▶ **Given text**:
---+---

Amatya Business Consulting Pvt. Ltd. Vs. Health Biotech Ltd. – NCLAT New Delhi

I. Case Reference Case Citation : (2023) 325 NCLAT Case Name : Amatya Business Consulting Pvt. Ltd. Vs. Health […]


I. Case Reference

Case Citation : (2023) 325 NCLAT
Case Name : Amatya Business Consulting Pvt. Ltd. Vs. Health Biotech Ltd.
Corporate Debtor : M/s Health Biotech Ltd.
Appeal No. : Company Appeal (AT) (Insolvency) No. 474 of 2023
Judgment Date : 15-May-23
Court/Bench : NCLAT New Delhi
Present for Appellant(s) : Advocate Kunal Tandon, Advocate Richa Sandilya, Advocate Varnalee Mishra.
Chairperson : Mr. Justice Ashok Bhushan
Member (Technical) : Mr. Barun Mitra
Case Status : Appeal dismissed by Supreme Court in Civil Appeal Diary No(s). 24896 of 2023 on 25.09.2023. Click here for the Order.
Original Judgment : Download

II. Full text of the judgment


15.05.2023: Heard Learned Counsel for the Appellant.

2. This Appeal has been filed against the Order dated 09.02.2023 by which the Adjudicating Authority has rejected Section 9 Application of I&B Code, 2016 filed by the Appellant.

---+---

▶ **Supplied material**:
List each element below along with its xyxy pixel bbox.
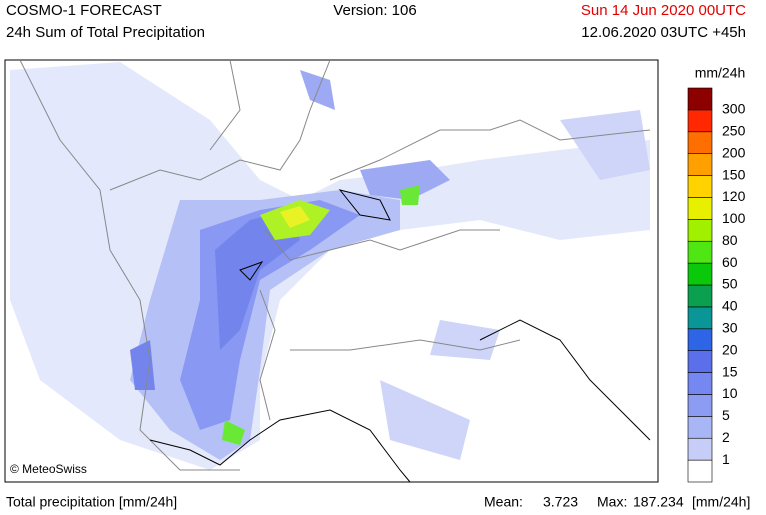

---+---

▶ **Problems and tasks**:
**A)** Who was the Chairperson of the bench in the case summary?
**B)** Duplicate everything in the case summary from "2. This Appeal" down to "by the Appellant.".
The data was drawn from a separate source and is unrelated to the case summary.

▶ **Solution set**:
**A)** Mr. Justice Ashok Bhushan

**B)**
2. This Appeal has been filed against the Order dated 09.02.2023 by which the Adjudicating Authority has rejected Section 9 Application of I&B Code, 2016 filed by the Appellant.